Река времен в своем стремленье
Уносит все дела людей
И топит в пропасти забвенья
Народы, царства и царей.
А если что и остается
Чрез звуки лиры и трубы,
То вечности жерлом пожрется
И общей не уйдет судьбы.
Родился 3 (14) июля 1743 года в деревне Кармачи Казанской губернии.
Потомок татарского мурзы Багрима, выселившегося в XV веке из Большой Орды. Отец был офицером. Выйдя в отставку, приобрел небольшой участок под Казанью. «Имел за собою по разделу с пятерыми братьями крестьян только 10 душ, а мать – 50. При всем сем недостатке были благонравные и добродетельные люди».
В 1757 году Державин поступил в Казанскую гимназию.
Учился хорошо, но закончить гимназию ему не удалось: в феврале 1762 года его вызвали в Петербург и определили в гвардейский Преображенский полк. Службу начал простым солдатом и прослужил десять лет. Известно, что первые стихи Державина были обращены к некоей солдатской дочери Наташе. Вместе с полком участвовал в дворцовом перевороте, приведшем на престол императрицу Екатерину II. Горячий от природы, вел жизнь, которую трудно назвать пристойной – участвовал в шумных пирушках, не бежал от карт. Однако в 1767 году, при создании Комиссии по составлению «Нового уложения», Державин, как человек грамотный, был привлечен к ведению письменных дел.

**Задания**.
1: В каком году, согласно тексту о Державине, он поступил в Казанскую гимназию?
2: Напишите продолжение текста о Державине, начав сразу после его последнего предложения.
Данные для выполнения этих заданий не понадобятся.

**Исходные данные**.
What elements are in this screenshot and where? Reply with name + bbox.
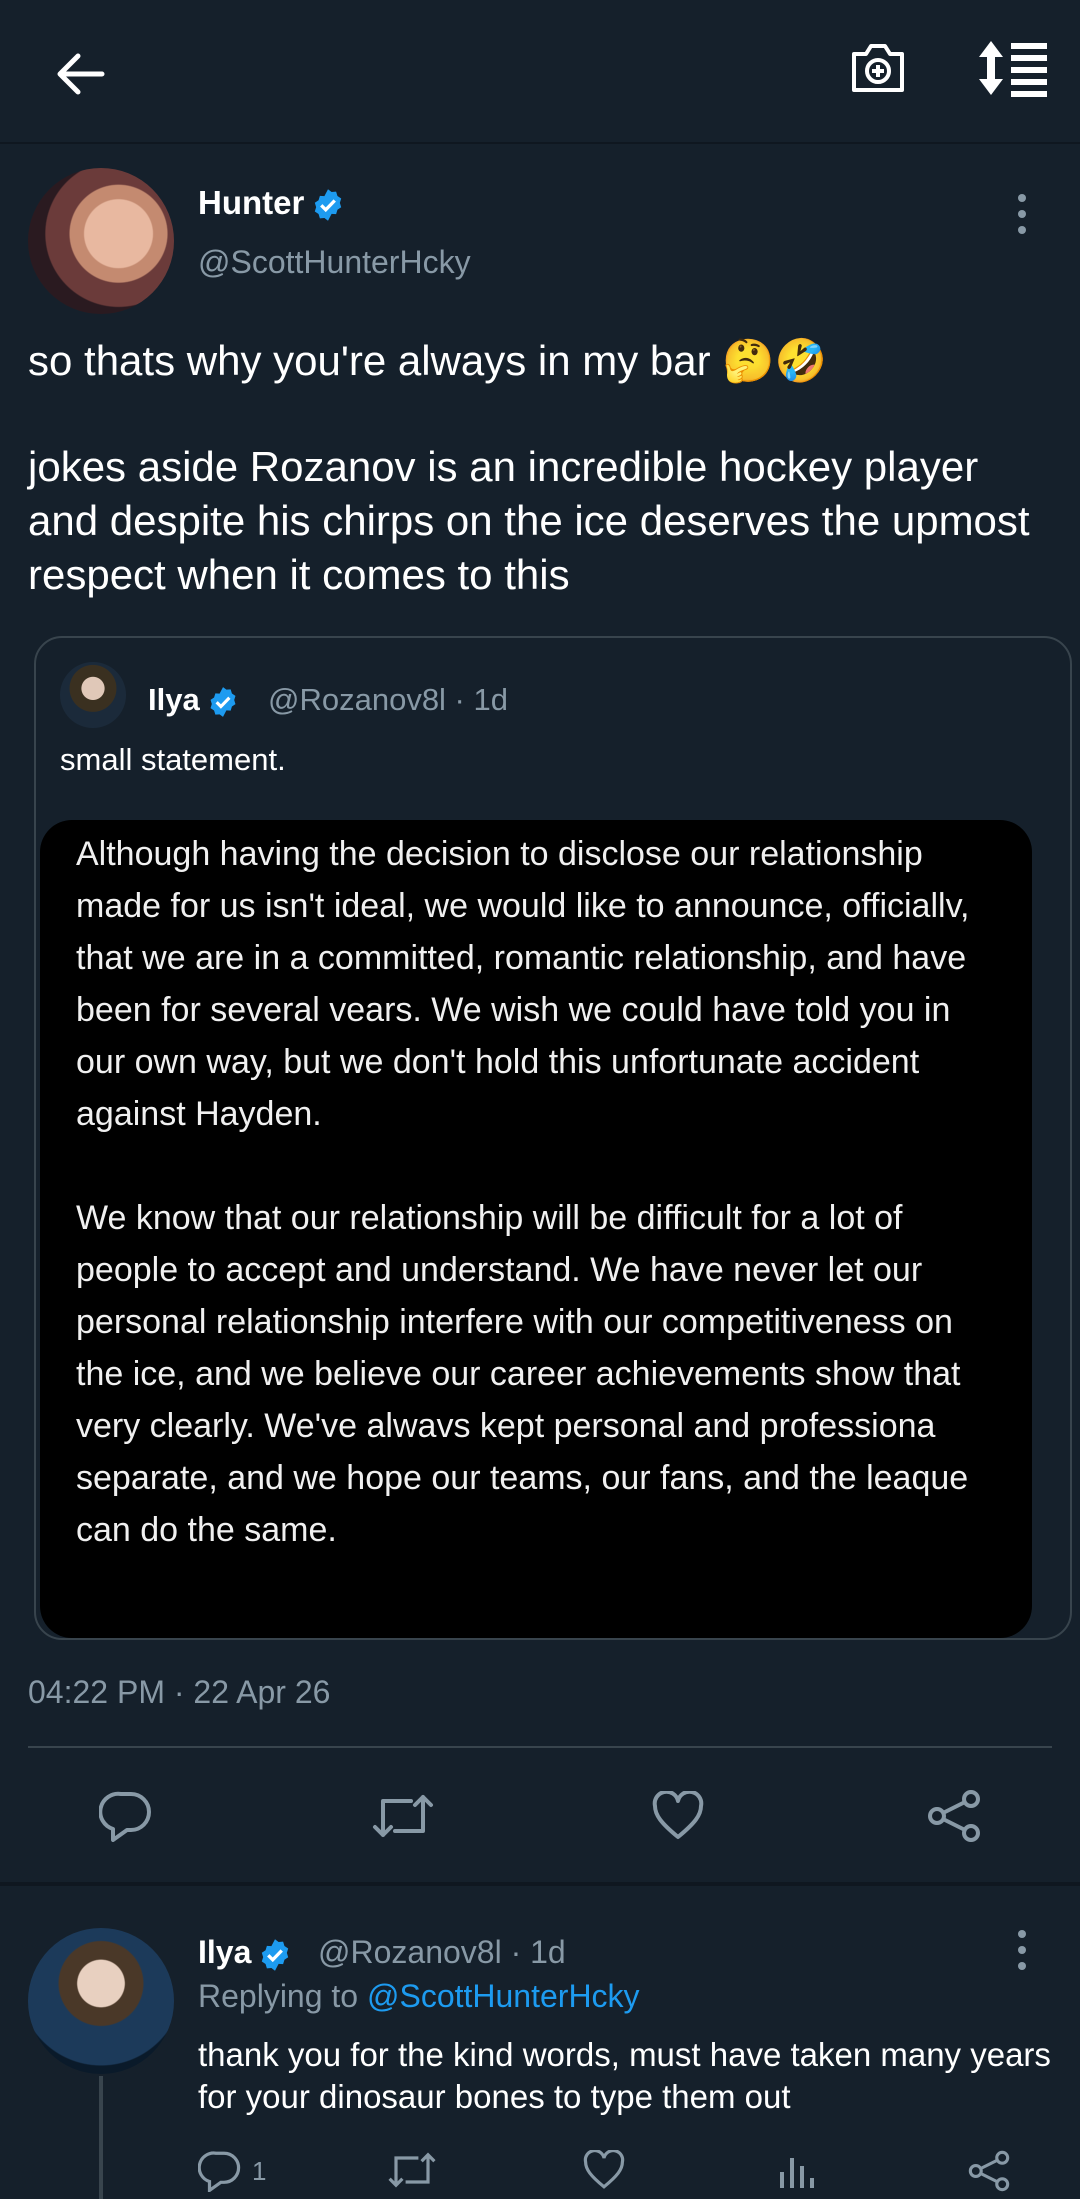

**Ответы к заданиям**.
1: В 1757 году.

2:
В 1773 году впервые выступил в печати (с переводом и оригинальным стихотворением) в сборнике «Старина и новизна». Осенью того же года Державина прикомандировали к секретной Следственной комиссии; в течение года он находился в войсках, действовавших против Пугачева. В записях А. С. Пушкин сохранилась такая: «(Слышал от сенатора Баранова). Державин, приближаясь к одному селу близ Малыковки с двумя казаками, узнал, что множество народу собралось и намерены идти к Пугачеву. Он приехал прямо к сборной избе и требовал от писаря Злобина (впоследствии богача) изъяснения, зачем собрался народ и по чьему приказанию. Начальники выступили и объявили, что идут соединиться с государем Петром Федоровичем – и начали было наступать на Державина. Он велел двух повесить, а народу велел принести плетей и всю деревню пересек. Сборище разбежалось. Державин уверил их, что за ним идут три полка. Дмитриев уверял, – добавил Пушкин в приписке, – что Державин повесил их из поэтического любопытства».
В 1776 году вышел сборник стихов Державина – «Оды, переведенные и сочиненные при горе Читалагае 1774 года». В феврале следующего года поэт перевелся в статскую службу с чином коллежского советника, а в апреле 1778 года женился на Екатерине Яковлевне Бастидон, которую дома непременно всегда называл только Пленирой.
До Державина русская поэзия все еще оставалась достаточно условной. Он смело и необыкновенно расширил ее темы – от торжественной оды до самой простой песни. Впервые в российской поэзии появился образ автора, личность самого поэта. В основе искусства лежит высокая истина, считал Державин, разъяснить которую может только поэт. Искусство должно подражать природе, только тогда можно приблизиться к истинному постижению мира, к истинному изучению людей, к исправлению их нравов.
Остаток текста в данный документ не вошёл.